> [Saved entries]
******

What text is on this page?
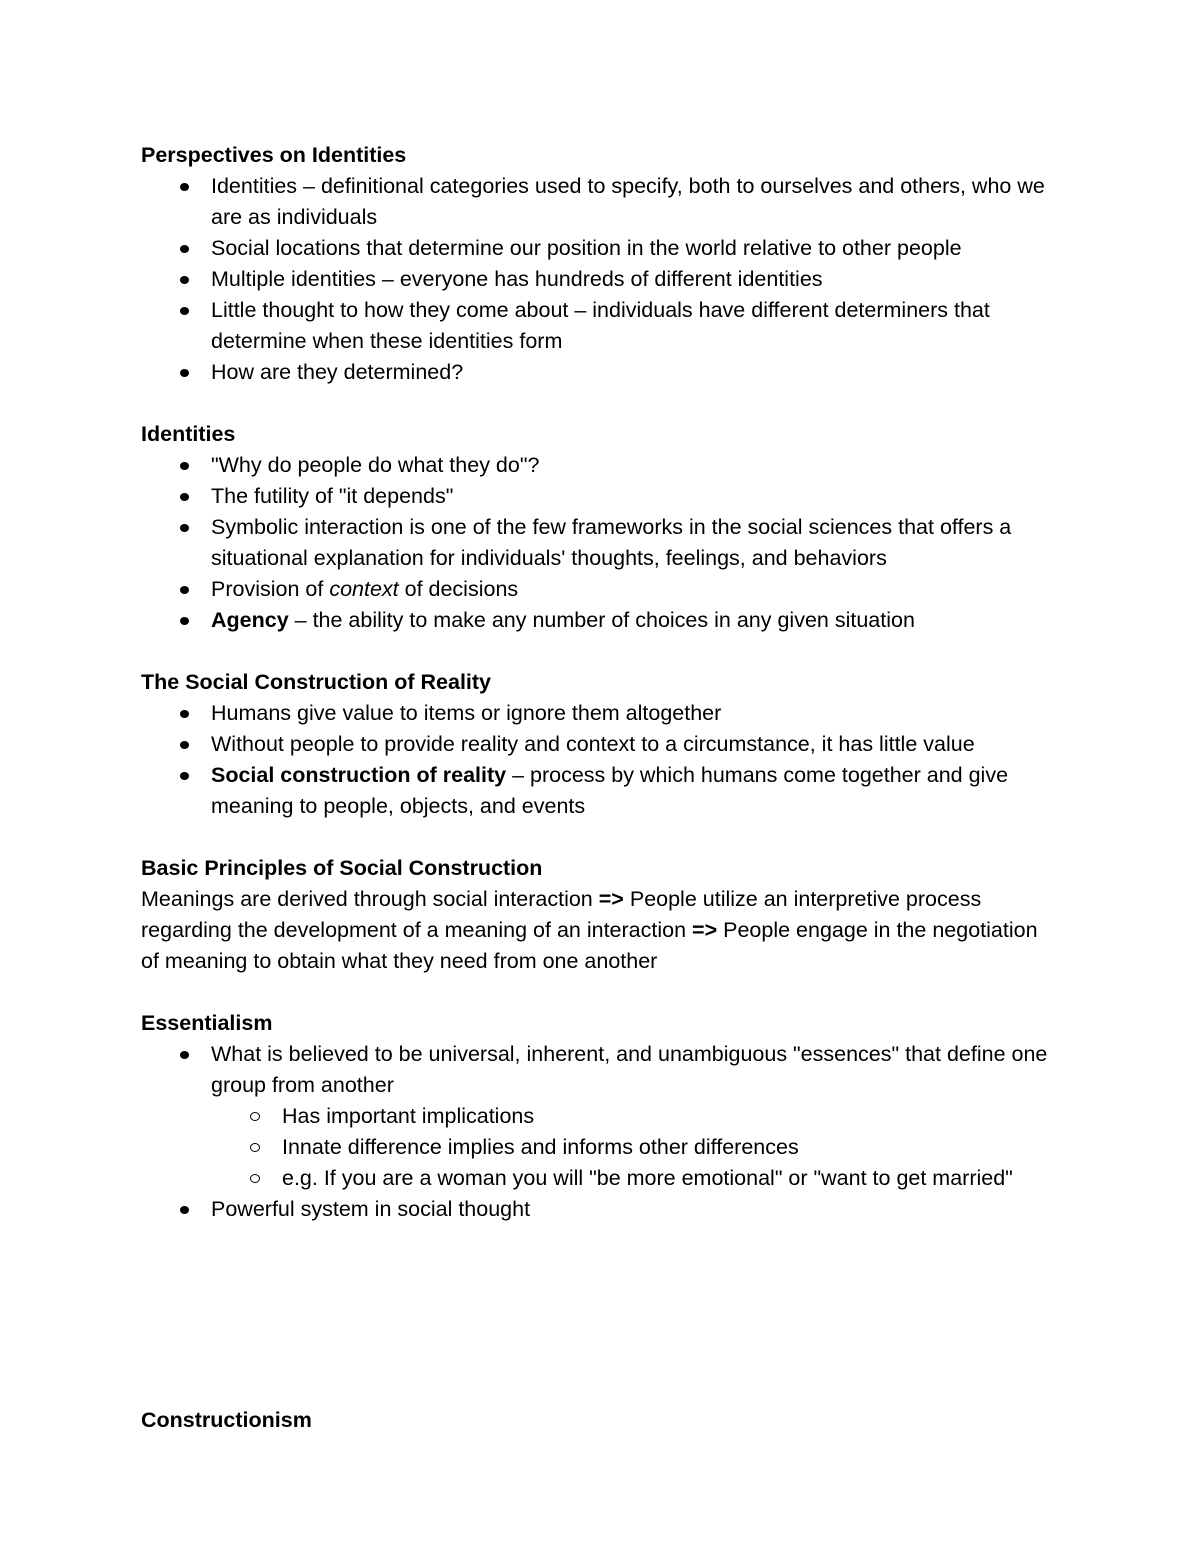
Perspectives on Identities

Identities – definitional categories used to specify, both to ourselves and others, who we are as individuals
Social locations that determine our position in the world relative to other people
Multiple identities – everyone has hundreds of different identities
Little thought to how they come about – individuals have different determiners that determine when these identities form
How are they determined?

Identities

"Why do people do what they do"?
The futility of "it depends"
Symbolic interaction is one of the few frameworks in the social sciences that offers a situational explanation for individuals' thoughts, feelings, and behaviors
Provision of context of decisions
Agency – the ability to make any number of choices in any given situation

The Social Construction of Reality

Humans give value to items or ignore them altogether
Without people to provide reality and context to a circumstance, it has little value
Social construction of reality – process by which humans come together and give meaning to people, objects, and events

Basic Principles of Social Construction

Meanings are derived through social interaction => People utilize an interpretive process regarding the development of a meaning of an interaction => People engage in the negotiation of meaning to obtain what they need from one another

Essentialism

What is believed to be universal, inherent, and unambiguous "essences" that define one group from another
Has important implications
Innate difference implies and informs other differences
e.g. If you are a woman you will "be more emotional" or "want to get married"
Powerful system in social thought

Constructionism
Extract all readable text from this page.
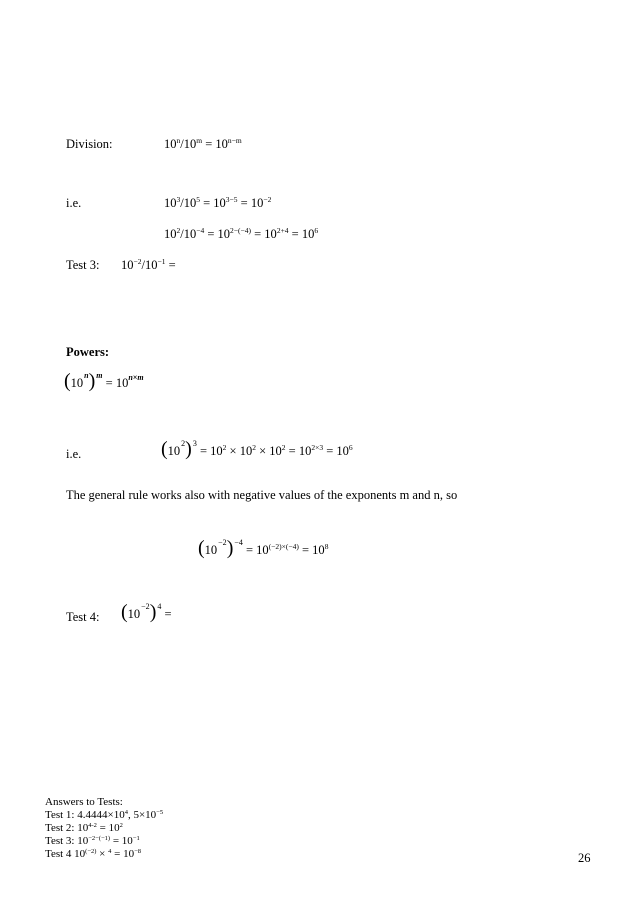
Division:	$10^n/10^m = 10^{n-m}$
i.e.	$10^3/10^5 = 10^{3-5} = 10^{-2}$
$10^2/10^{-4} = 10^{2-(-4)} = 10^{2+4} = 10^6$
Test 3: $10^{-2}/10^{-1}$ =
Powers:
$(10^n)^m = 10^{n\times m}$
i.e.	$(10^2)^3 = 10^2 \times 10^2 \times 10^2 = 10^{2\times 3} = 10^6$
The general rule works also with negative values of the exponents m and n, so
$(10^{-2})^{-4} = 10^{(-2)\times(-4)} = 10^8$
Test 4: $(10^{-2})^4$ =
Answers to Tests:
Test 1: $4.4444\times 10^4$, $5\times 10^{-5}$
Test 2: $10^{4-2} = 10^2$
Test 3: $10^{-2-(-1)} = 10^{-1}$
Test 4 $10^{(-2)} \times ^4 = 10^{-8}$	26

******

In the listing, find all lines with the string "that" and copy them.

Social locations that determine our position in the world relative to other people
Little thought to how they come about – individuals have different determiners that determine when these identities form
Symbolic interaction is one of the few frameworks in the social sciences that offers a situational explanation for individuals' thoughts, feelings, and behaviors
What is believed to be universal, inherent, and unambiguous "essences" that define one group from another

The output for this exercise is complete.